→ **PROBLEM STATEMENT**
Select all lines in the records that include "Spring".

(Dataset entries on figures)
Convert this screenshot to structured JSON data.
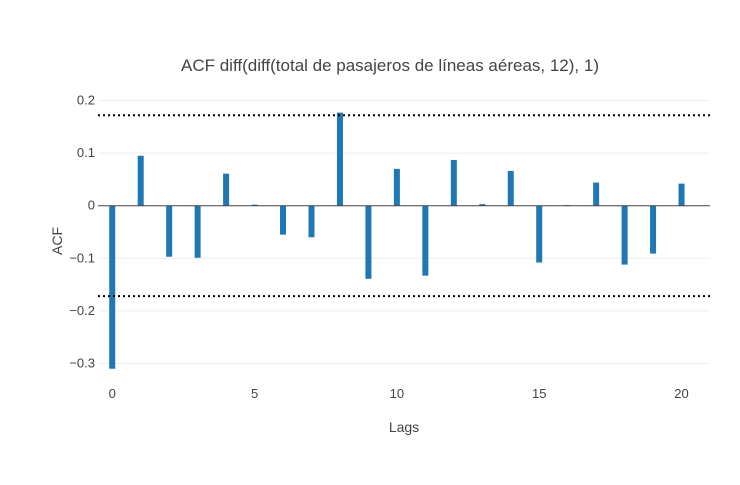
{
  "chart_data": {
    "type": "bar",
    "title": "ACF diff(diff(total de pasajeros de líneas aéreas, 12), 1)",
    "xlabel": "Lags",
    "ylabel": "ACF",
    "x": [
      0,
      1,
      2,
      3,
      4,
      5,
      6,
      7,
      8,
      9,
      10,
      11,
      12,
      13,
      14,
      15,
      16,
      17,
      18,
      19,
      20
    ],
    "values": [
      -0.31,
      0.095,
      -0.097,
      -0.099,
      0.061,
      0.002,
      -0.055,
      -0.06,
      0.177,
      -0.139,
      0.07,
      -0.133,
      0.087,
      0.003,
      0.066,
      -0.108,
      0.001,
      0.044,
      -0.112,
      -0.091,
      0.042
    ],
    "xlim": [
      -0.5,
      21
    ],
    "ylim": [
      -0.32,
      0.22
    ],
    "xticks": [
      0,
      5,
      10,
      15,
      20
    ],
    "yticks": [
      -0.3,
      -0.2,
      -0.1,
      0,
      0.1,
      0.2
    ],
    "ytick_labels": [
      "−0.3",
      "−0.2",
      "−0.1",
      "0",
      "0.1",
      "0.2"
    ],
    "confidence_bounds": [
      0.172,
      -0.172
    ],
    "grid": true,
    "bar_color": "#1f77b4",
    "bound_color": "#000000",
    "zero_line_color": "#444444",
    "grid_color": "#eeeeee",
    "text_color": "#444444"
  }
}
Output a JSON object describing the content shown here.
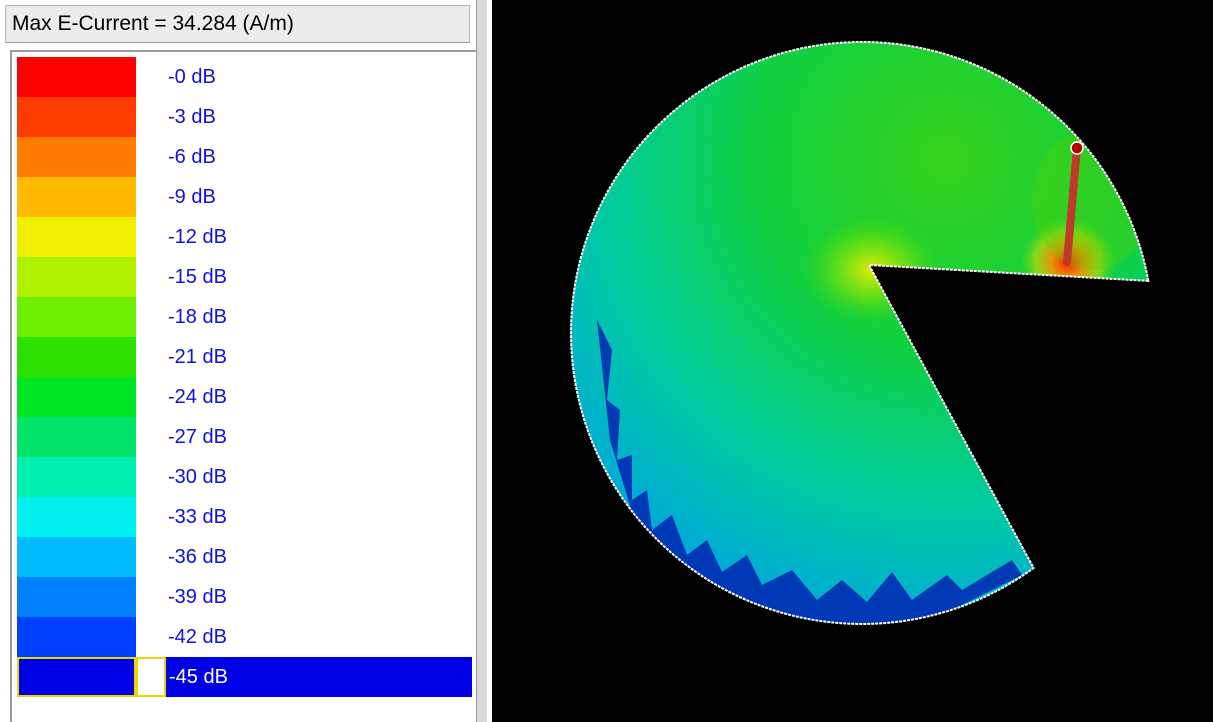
{
  "legend": {
    "title": "Max E-Current = 34.284 (A/m)",
    "items": [
      {
        "label": "-0 dB",
        "color": "#ff0000"
      },
      {
        "label": "-3 dB",
        "color": "#ff3c00"
      },
      {
        "label": "-6 dB",
        "color": "#ff7c00"
      },
      {
        "label": "-9 dB",
        "color": "#ffba00"
      },
      {
        "label": "-12 dB",
        "color": "#f0f000"
      },
      {
        "label": "-15 dB",
        "color": "#aef000"
      },
      {
        "label": "-18 dB",
        "color": "#6cf000"
      },
      {
        "label": "-21 dB",
        "color": "#2ce000"
      },
      {
        "label": "-24 dB",
        "color": "#00e624"
      },
      {
        "label": "-27 dB",
        "color": "#00e46a"
      },
      {
        "label": "-30 dB",
        "color": "#00f0b0"
      },
      {
        "label": "-33 dB",
        "color": "#00f0f0"
      },
      {
        "label": "-36 dB",
        "color": "#00bcff"
      },
      {
        "label": "-39 dB",
        "color": "#0080ff"
      },
      {
        "label": "-42 dB",
        "color": "#0040ff"
      },
      {
        "label": "-45 dB",
        "color": "#0000e6"
      }
    ],
    "selected_index": 15
  },
  "viewport": {
    "background": "#000000",
    "outline_color": "#ffffff",
    "probe_color": "#c0392b"
  }
}
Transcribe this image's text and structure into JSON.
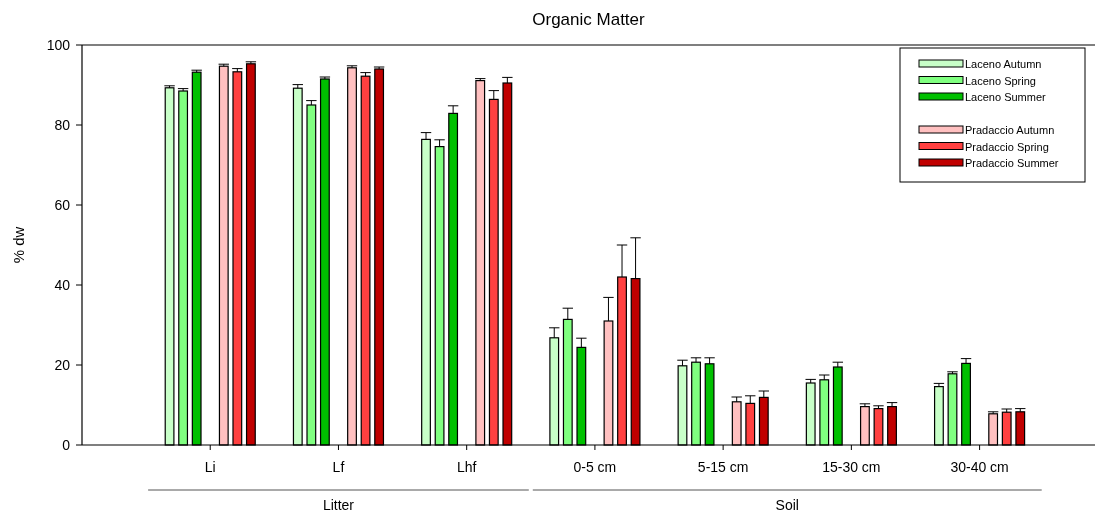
{
  "chart_data": {
    "type": "bar",
    "title": "Organic Matter",
    "ylabel": "% dw",
    "categories": [
      "Li",
      "Lf",
      "Lhf",
      "0-5 cm",
      "5-15 cm",
      "15-30 cm",
      "30-40 cm"
    ],
    "series": [
      {
        "name": "Laceno Autumn",
        "color": "#c8ffc8",
        "values": [
          89.3,
          89.2,
          76.4,
          26.8,
          19.8,
          15.5,
          14.6
        ],
        "errors": [
          0.5,
          0.9,
          1.7,
          2.5,
          1.4,
          0.9,
          0.8
        ]
      },
      {
        "name": "Laceno Spring",
        "color": "#80ff80",
        "values": [
          88.5,
          85.0,
          74.6,
          31.4,
          20.7,
          16.3,
          17.8
        ],
        "errors": [
          0.6,
          1.1,
          1.7,
          2.8,
          1.1,
          1.2,
          0.5
        ]
      },
      {
        "name": "Laceno Summer",
        "color": "#00c000",
        "values": [
          93.2,
          91.5,
          82.9,
          24.4,
          20.3,
          19.5,
          20.4
        ],
        "errors": [
          0.5,
          0.5,
          1.9,
          2.3,
          1.5,
          1.2,
          1.2
        ]
      },
      {
        "name": "Pradaccio Autumn",
        "color": "#ffc0c0",
        "values": [
          94.7,
          94.3,
          91.1,
          31.0,
          10.8,
          9.6,
          7.8
        ],
        "errors": [
          0.5,
          0.5,
          0.5,
          5.9,
          1.2,
          0.7,
          0.5
        ]
      },
      {
        "name": "Pradaccio Spring",
        "color": "#ff4040",
        "values": [
          93.3,
          92.2,
          86.4,
          42.0,
          10.4,
          9.1,
          8.2
        ],
        "errors": [
          0.8,
          0.9,
          2.2,
          8.0,
          1.9,
          0.7,
          0.8
        ]
      },
      {
        "name": "Pradaccio Summer",
        "color": "#c00000",
        "values": [
          95.3,
          94.0,
          90.5,
          41.6,
          11.9,
          9.6,
          8.3
        ],
        "errors": [
          0.5,
          0.5,
          1.4,
          10.2,
          1.6,
          1.0,
          0.8
        ]
      }
    ],
    "ylim": [
      0,
      100
    ],
    "yticks": [
      0,
      20,
      40,
      60,
      80,
      100
    ],
    "grid": false,
    "legend": "top right",
    "annotations": [
      "Litter",
      "Soil"
    ]
  }
}
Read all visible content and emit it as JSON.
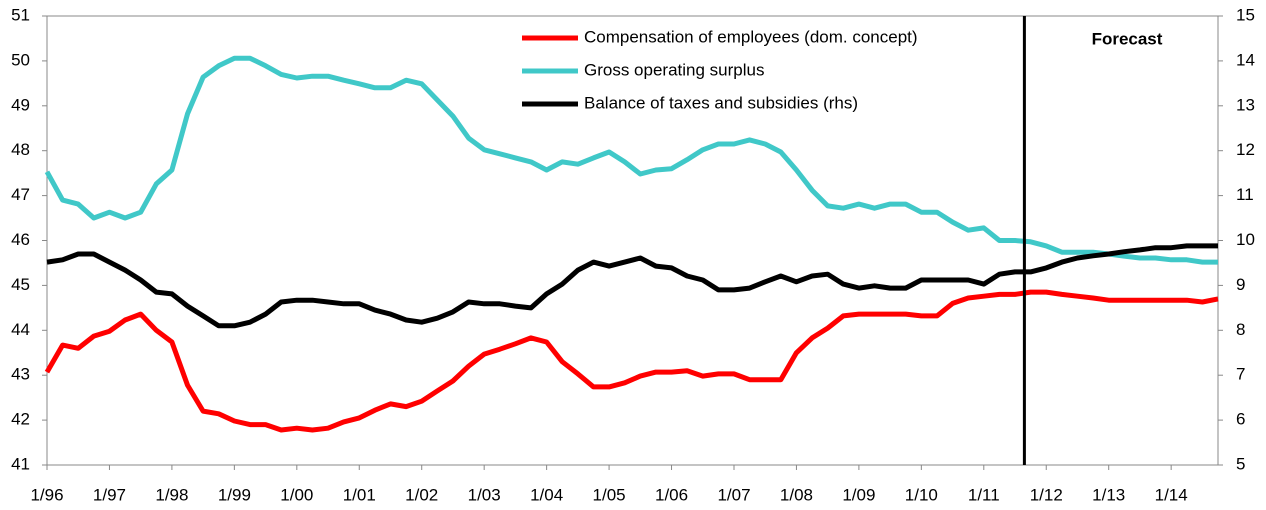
{
  "chart_data": {
    "type": "line",
    "x": [
      1996,
      1996.25,
      1996.5,
      1996.75,
      1997,
      1997.25,
      1997.5,
      1997.75,
      1998,
      1998.25,
      1998.5,
      1998.75,
      1999,
      1999.25,
      1999.5,
      1999.75,
      2000,
      2000.25,
      2000.5,
      2000.75,
      2001,
      2001.25,
      2001.5,
      2001.75,
      2002,
      2002.25,
      2002.5,
      2002.75,
      2003,
      2003.25,
      2003.5,
      2003.75,
      2004,
      2004.25,
      2004.5,
      2004.75,
      2005,
      2005.25,
      2005.5,
      2005.75,
      2006,
      2006.25,
      2006.5,
      2006.75,
      2007,
      2007.25,
      2007.5,
      2007.75,
      2008,
      2008.25,
      2008.5,
      2008.75,
      2009,
      2009.25,
      2009.5,
      2009.75,
      2010,
      2010.25,
      2010.5,
      2010.75,
      2011,
      2011.25,
      2011.5,
      2011.75,
      2012,
      2012.25,
      2012.5,
      2012.75,
      2013,
      2013.25,
      2013.5,
      2013.75,
      2014,
      2014.25,
      2014.5,
      2014.75
    ],
    "xlim": [
      1996,
      2014.75
    ],
    "xticks": [
      {
        "value": 1996,
        "label": "1/96"
      },
      {
        "value": 1997,
        "label": "1/97"
      },
      {
        "value": 1998,
        "label": "1/98"
      },
      {
        "value": 1999,
        "label": "1/99"
      },
      {
        "value": 2000,
        "label": "1/00"
      },
      {
        "value": 2001,
        "label": "1/01"
      },
      {
        "value": 2002,
        "label": "1/02"
      },
      {
        "value": 2003,
        "label": "1/03"
      },
      {
        "value": 2004,
        "label": "1/04"
      },
      {
        "value": 2005,
        "label": "1/05"
      },
      {
        "value": 2006,
        "label": "1/06"
      },
      {
        "value": 2007,
        "label": "1/07"
      },
      {
        "value": 2008,
        "label": "1/08"
      },
      {
        "value": 2009,
        "label": "1/09"
      },
      {
        "value": 2010,
        "label": "1/10"
      },
      {
        "value": 2011,
        "label": "1/11"
      },
      {
        "value": 2012,
        "label": "1/12"
      },
      {
        "value": 2013,
        "label": "1/13"
      },
      {
        "value": 2014,
        "label": "1/14"
      }
    ],
    "ylim": [
      41,
      51
    ],
    "yticks": [
      41,
      42,
      43,
      44,
      45,
      46,
      47,
      48,
      49,
      50,
      51
    ],
    "y2lim": [
      5,
      15
    ],
    "y2ticks": [
      5,
      6,
      7,
      8,
      9,
      10,
      11,
      12,
      13,
      14,
      15
    ],
    "forecast_x": 2011.65,
    "forecast_label": "Forecast",
    "series": [
      {
        "name": "Compensation of employees (dom. concept)",
        "color": "#ff0000",
        "values": [
          43.07,
          43.67,
          43.6,
          43.87,
          43.98,
          44.23,
          44.36,
          44.0,
          43.74,
          42.78,
          42.2,
          42.14,
          41.98,
          41.9,
          41.9,
          41.78,
          41.82,
          41.78,
          41.82,
          41.96,
          42.05,
          42.22,
          42.36,
          42.3,
          42.42,
          42.65,
          42.87,
          43.2,
          43.47,
          43.58,
          43.7,
          43.83,
          43.74,
          43.3,
          43.03,
          42.74,
          42.74,
          42.83,
          42.98,
          43.07,
          43.07,
          43.1,
          42.98,
          43.03,
          43.03,
          42.9,
          42.9,
          42.9,
          43.5,
          43.83,
          44.05,
          44.32,
          44.36,
          44.36,
          44.36,
          44.36,
          44.32,
          44.32,
          44.6,
          44.72,
          44.76,
          44.8,
          44.8,
          44.85,
          44.85,
          44.8,
          44.76,
          44.72,
          44.67,
          44.67,
          44.67,
          44.67,
          44.67,
          44.67,
          44.63,
          44.7
        ]
      },
      {
        "name": "Gross operating surplus",
        "color": "#40c8c8",
        "values": [
          47.53,
          46.9,
          46.81,
          46.5,
          46.63,
          46.5,
          46.63,
          47.26,
          47.57,
          48.82,
          49.64,
          49.89,
          50.06,
          50.06,
          49.89,
          49.7,
          49.62,
          49.66,
          49.66,
          49.57,
          49.49,
          49.4,
          49.4,
          49.57,
          49.49,
          49.13,
          48.77,
          48.28,
          48.02,
          47.93,
          47.84,
          47.75,
          47.57,
          47.75,
          47.7,
          47.84,
          47.97,
          47.75,
          47.48,
          47.57,
          47.6,
          47.8,
          48.02,
          48.15,
          48.15,
          48.24,
          48.15,
          47.97,
          47.57,
          47.12,
          46.77,
          46.72,
          46.81,
          46.72,
          46.81,
          46.81,
          46.63,
          46.63,
          46.41,
          46.23,
          46.28,
          46.0,
          46.0,
          45.97,
          45.88,
          45.74,
          45.74,
          45.74,
          45.7,
          45.65,
          45.61,
          45.61,
          45.57,
          45.57,
          45.52,
          45.52
        ]
      },
      {
        "name": "Balance of taxes and subsidies (rhs)",
        "color": "#000000",
        "axis": "y2",
        "values": [
          9.52,
          9.57,
          9.7,
          9.7,
          9.52,
          9.34,
          9.12,
          8.85,
          8.81,
          8.54,
          8.32,
          8.1,
          8.1,
          8.18,
          8.36,
          8.63,
          8.67,
          8.67,
          8.63,
          8.59,
          8.59,
          8.45,
          8.36,
          8.23,
          8.18,
          8.27,
          8.41,
          8.63,
          8.59,
          8.59,
          8.54,
          8.5,
          8.81,
          9.03,
          9.34,
          9.52,
          9.43,
          9.52,
          9.61,
          9.43,
          9.39,
          9.21,
          9.12,
          8.9,
          8.9,
          8.94,
          9.08,
          9.21,
          9.08,
          9.21,
          9.25,
          9.03,
          8.94,
          8.99,
          8.94,
          8.94,
          9.12,
          9.12,
          9.12,
          9.12,
          9.03,
          9.25,
          9.3,
          9.3,
          9.39,
          9.52,
          9.61,
          9.66,
          9.7,
          9.75,
          9.79,
          9.84,
          9.84,
          9.88,
          9.88,
          9.88
        ]
      }
    ]
  }
}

→ **EXERCISE OUTPUT**
        "name": "Laceno Spring",
        "name": "Pradaccio Spring",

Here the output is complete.